#### [Your objective]
Every entry below should be printed exactly, without its images.

#### [Listing]
_ _ _ _
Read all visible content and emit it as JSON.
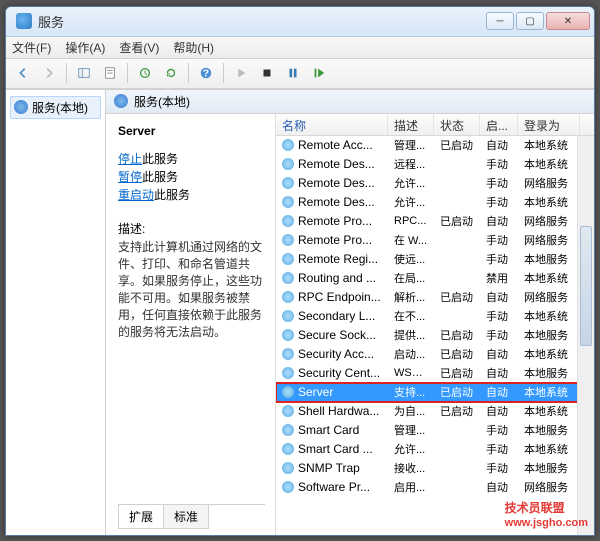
{
  "window": {
    "title": "服务"
  },
  "menubar": [
    "文件(F)",
    "操作(A)",
    "查看(V)",
    "帮助(H)"
  ],
  "nav": {
    "label": "服务(本地)"
  },
  "mainHeader": "服务(本地)",
  "detail": {
    "title": "Server",
    "link_stop": "停止",
    "link_stop_suffix": "此服务",
    "link_pause": "暂停",
    "link_pause_suffix": "此服务",
    "link_restart": "重启动",
    "link_restart_suffix": "此服务",
    "desc_label": "描述:",
    "desc": "支持此计算机通过网络的文件、打印、和命名管道共享。如果服务停止，这些功能不可用。如果服务被禁用，任何直接依赖于此服务的服务将无法启动。"
  },
  "tabs": {
    "extended": "扩展",
    "standard": "标准"
  },
  "columns": {
    "name": "名称",
    "desc": "描述",
    "status": "状态",
    "startup": "启...",
    "logon": "登录为"
  },
  "services": [
    {
      "name": "Remote Acc...",
      "desc": "管理...",
      "status": "已启动",
      "startup": "自动",
      "logon": "本地系统"
    },
    {
      "name": "Remote Des...",
      "desc": "远程...",
      "status": "",
      "startup": "手动",
      "logon": "本地系统"
    },
    {
      "name": "Remote Des...",
      "desc": "允许...",
      "status": "",
      "startup": "手动",
      "logon": "网络服务"
    },
    {
      "name": "Remote Des...",
      "desc": "允许...",
      "status": "",
      "startup": "手动",
      "logon": "本地系统"
    },
    {
      "name": "Remote Pro...",
      "desc": "RPC...",
      "status": "已启动",
      "startup": "自动",
      "logon": "网络服务"
    },
    {
      "name": "Remote Pro...",
      "desc": "在 W...",
      "status": "",
      "startup": "手动",
      "logon": "网络服务"
    },
    {
      "name": "Remote Regi...",
      "desc": "使远...",
      "status": "",
      "startup": "手动",
      "logon": "本地服务"
    },
    {
      "name": "Routing and ...",
      "desc": "在局...",
      "status": "",
      "startup": "禁用",
      "logon": "本地系统"
    },
    {
      "name": "RPC Endpoin...",
      "desc": "解析...",
      "status": "已启动",
      "startup": "自动",
      "logon": "网络服务"
    },
    {
      "name": "Secondary L...",
      "desc": "在不...",
      "status": "",
      "startup": "手动",
      "logon": "本地系统"
    },
    {
      "name": "Secure Sock...",
      "desc": "提供...",
      "status": "已启动",
      "startup": "手动",
      "logon": "本地服务"
    },
    {
      "name": "Security Acc...",
      "desc": "启动...",
      "status": "已启动",
      "startup": "自动",
      "logon": "本地系统"
    },
    {
      "name": "Security Cent...",
      "desc": "WSC...",
      "status": "已启动",
      "startup": "自动",
      "logon": "本地服务"
    },
    {
      "name": "Server",
      "desc": "支持...",
      "status": "已启动",
      "startup": "自动",
      "logon": "本地系统",
      "selected": true
    },
    {
      "name": "Shell Hardwa...",
      "desc": "为自...",
      "status": "已启动",
      "startup": "自动",
      "logon": "本地系统"
    },
    {
      "name": "Smart Card",
      "desc": "管理...",
      "status": "",
      "startup": "手动",
      "logon": "本地服务"
    },
    {
      "name": "Smart Card ...",
      "desc": "允许...",
      "status": "",
      "startup": "手动",
      "logon": "本地系统"
    },
    {
      "name": "SNMP Trap",
      "desc": "接收...",
      "status": "",
      "startup": "手动",
      "logon": "本地服务"
    },
    {
      "name": "Software Pr...",
      "desc": "启用...",
      "status": "",
      "startup": "自动",
      "logon": "网络服务"
    }
  ],
  "watermark": {
    "line1": "技术员联盟",
    "line2": "www.jsgho.com"
  }
}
_ _ _ _
#### [Exercise solution]
Read all visible content and emit it as JSON.
{
  "window": {
    "title": "服务"
  },
  "menubar": [
    "文件(F)",
    "操作(A)",
    "查看(V)",
    "帮助(H)"
  ],
  "nav": {
    "label": "服务(本地)"
  },
  "mainHeader": "服务(本地)",
  "detail": {
    "title": "Server",
    "link_stop": "停止",
    "link_stop_suffix": "此服务",
    "link_pause": "暂停",
    "link_pause_suffix": "此服务",
    "link_restart": "重启动",
    "link_restart_suffix": "此服务",
    "desc_label": "描述:",
    "desc": "支持此计算机通过网络的文件、打印、和命名管道共享。如果服务停止，这些功能不可用。如果服务被禁用，任何直接依赖于此服务的服务将无法启动。"
  },
  "tabs": {
    "extended": "扩展",
    "standard": "标准"
  },
  "columns": {
    "name": "名称",
    "desc": "描述",
    "status": "状态",
    "startup": "启...",
    "logon": "登录为"
  },
  "services": [
    {
      "name": "Remote Acc...",
      "desc": "管理...",
      "status": "已启动",
      "startup": "自动",
      "logon": "本地系统"
    },
    {
      "name": "Remote Des...",
      "desc": "远程...",
      "status": "",
      "startup": "手动",
      "logon": "本地系统"
    },
    {
      "name": "Remote Des...",
      "desc": "允许...",
      "status": "",
      "startup": "手动",
      "logon": "网络服务"
    },
    {
      "name": "Remote Des...",
      "desc": "允许...",
      "status": "",
      "startup": "手动",
      "logon": "本地系统"
    },
    {
      "name": "Remote Pro...",
      "desc": "RPC...",
      "status": "已启动",
      "startup": "自动",
      "logon": "网络服务"
    },
    {
      "name": "Remote Pro...",
      "desc": "在 W...",
      "status": "",
      "startup": "手动",
      "logon": "网络服务"
    },
    {
      "name": "Remote Regi...",
      "desc": "使远...",
      "status": "",
      "startup": "手动",
      "logon": "本地服务"
    },
    {
      "name": "Routing and ...",
      "desc": "在局...",
      "status": "",
      "startup": "禁用",
      "logon": "本地系统"
    },
    {
      "name": "RPC Endpoin...",
      "desc": "解析...",
      "status": "已启动",
      "startup": "自动",
      "logon": "网络服务"
    },
    {
      "name": "Secondary L...",
      "desc": "在不...",
      "status": "",
      "startup": "手动",
      "logon": "本地系统"
    },
    {
      "name": "Secure Sock...",
      "desc": "提供...",
      "status": "已启动",
      "startup": "手动",
      "logon": "本地服务"
    },
    {
      "name": "Security Acc...",
      "desc": "启动...",
      "status": "已启动",
      "startup": "自动",
      "logon": "本地系统"
    },
    {
      "name": "Security Cent...",
      "desc": "WSC...",
      "status": "已启动",
      "startup": "自动",
      "logon": "本地服务"
    },
    {
      "name": "Server",
      "desc": "支持...",
      "status": "已启动",
      "startup": "自动",
      "logon": "本地系统",
      "selected": true
    },
    {
      "name": "Shell Hardwa...",
      "desc": "为自...",
      "status": "已启动",
      "startup": "自动",
      "logon": "本地系统"
    },
    {
      "name": "Smart Card",
      "desc": "管理...",
      "status": "",
      "startup": "手动",
      "logon": "本地服务"
    },
    {
      "name": "Smart Card ...",
      "desc": "允许...",
      "status": "",
      "startup": "手动",
      "logon": "本地系统"
    },
    {
      "name": "SNMP Trap",
      "desc": "接收...",
      "status": "",
      "startup": "手动",
      "logon": "本地服务"
    },
    {
      "name": "Software Pr...",
      "desc": "启用...",
      "status": "",
      "startup": "自动",
      "logon": "网络服务"
    }
  ],
  "watermark": {
    "line1": "技术员联盟",
    "line2": "www.jsgho.com"
  }
}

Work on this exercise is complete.